EXERCISE GOAL:
Pick out every line holding the string "costs" and copy it.

(Dataset entries)
--------

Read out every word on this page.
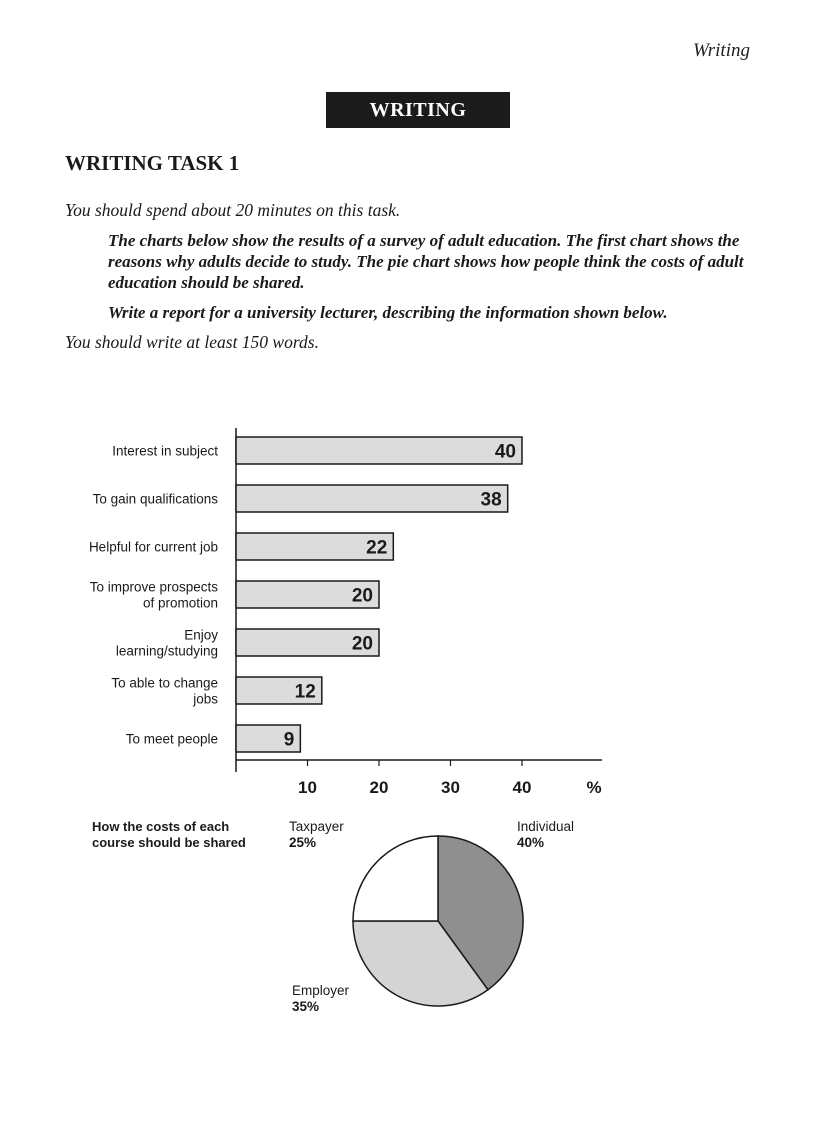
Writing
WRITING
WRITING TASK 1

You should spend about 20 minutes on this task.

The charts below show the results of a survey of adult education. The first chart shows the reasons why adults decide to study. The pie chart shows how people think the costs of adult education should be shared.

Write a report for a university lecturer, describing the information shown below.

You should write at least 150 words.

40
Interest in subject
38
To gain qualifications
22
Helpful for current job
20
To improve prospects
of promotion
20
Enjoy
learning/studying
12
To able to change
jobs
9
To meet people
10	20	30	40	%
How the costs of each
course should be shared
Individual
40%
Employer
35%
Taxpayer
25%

--------

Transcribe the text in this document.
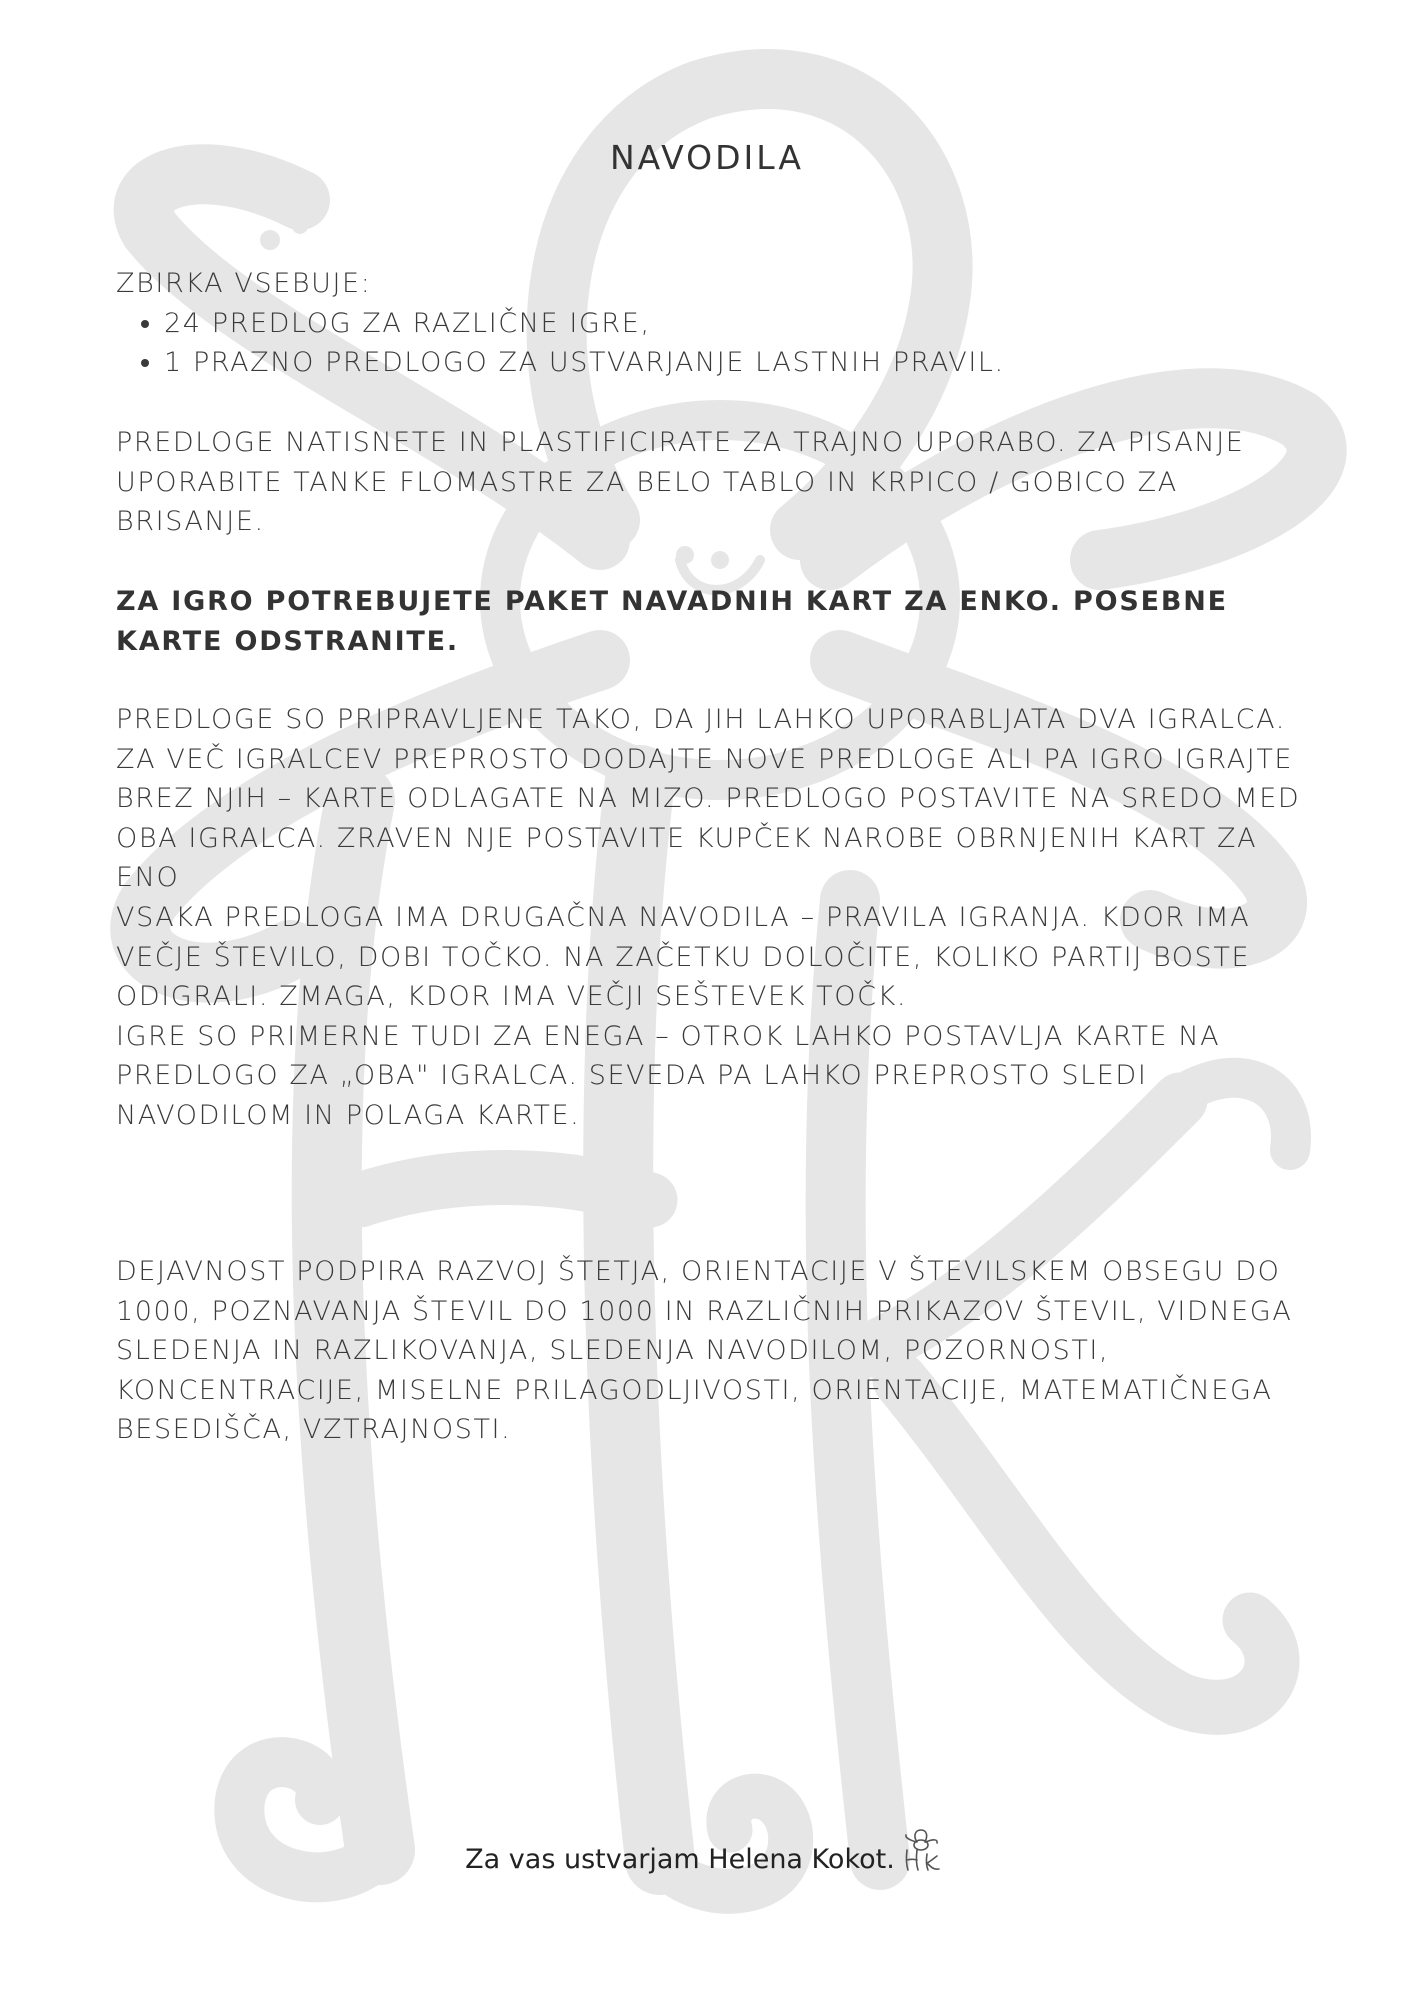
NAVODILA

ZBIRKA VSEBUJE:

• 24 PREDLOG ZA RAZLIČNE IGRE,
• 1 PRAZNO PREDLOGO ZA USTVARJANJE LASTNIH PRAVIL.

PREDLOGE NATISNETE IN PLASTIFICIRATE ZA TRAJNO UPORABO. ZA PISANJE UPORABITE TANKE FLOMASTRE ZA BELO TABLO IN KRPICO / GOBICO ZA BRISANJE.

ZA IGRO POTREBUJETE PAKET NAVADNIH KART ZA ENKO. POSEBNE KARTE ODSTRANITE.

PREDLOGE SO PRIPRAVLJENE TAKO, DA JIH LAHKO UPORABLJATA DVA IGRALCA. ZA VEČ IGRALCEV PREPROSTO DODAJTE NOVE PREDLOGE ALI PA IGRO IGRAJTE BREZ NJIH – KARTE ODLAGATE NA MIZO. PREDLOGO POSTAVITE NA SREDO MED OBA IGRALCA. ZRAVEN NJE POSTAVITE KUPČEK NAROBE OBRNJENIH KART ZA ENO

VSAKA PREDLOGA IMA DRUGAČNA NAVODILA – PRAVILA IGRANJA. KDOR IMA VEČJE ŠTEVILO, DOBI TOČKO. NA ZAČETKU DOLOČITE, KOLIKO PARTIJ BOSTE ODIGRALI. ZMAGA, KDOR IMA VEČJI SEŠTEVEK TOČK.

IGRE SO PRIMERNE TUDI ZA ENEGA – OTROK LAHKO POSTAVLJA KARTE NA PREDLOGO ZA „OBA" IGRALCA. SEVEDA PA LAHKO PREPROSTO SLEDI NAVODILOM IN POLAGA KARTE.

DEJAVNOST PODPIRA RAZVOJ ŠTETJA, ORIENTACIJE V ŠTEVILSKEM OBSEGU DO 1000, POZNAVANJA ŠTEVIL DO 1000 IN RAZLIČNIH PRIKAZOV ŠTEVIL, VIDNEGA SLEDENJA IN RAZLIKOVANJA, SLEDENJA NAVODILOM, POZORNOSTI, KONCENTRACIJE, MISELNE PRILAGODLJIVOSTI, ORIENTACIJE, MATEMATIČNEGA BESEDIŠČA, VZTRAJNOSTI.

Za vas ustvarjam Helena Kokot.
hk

--------

ANSWER TO THIS EXERCISE:
The charts below show the results of a survey of adult education. The first chart shows the reasons why adults decide to study. The pie chart shows how people think the costs of adult education should be shared.
How the costs of each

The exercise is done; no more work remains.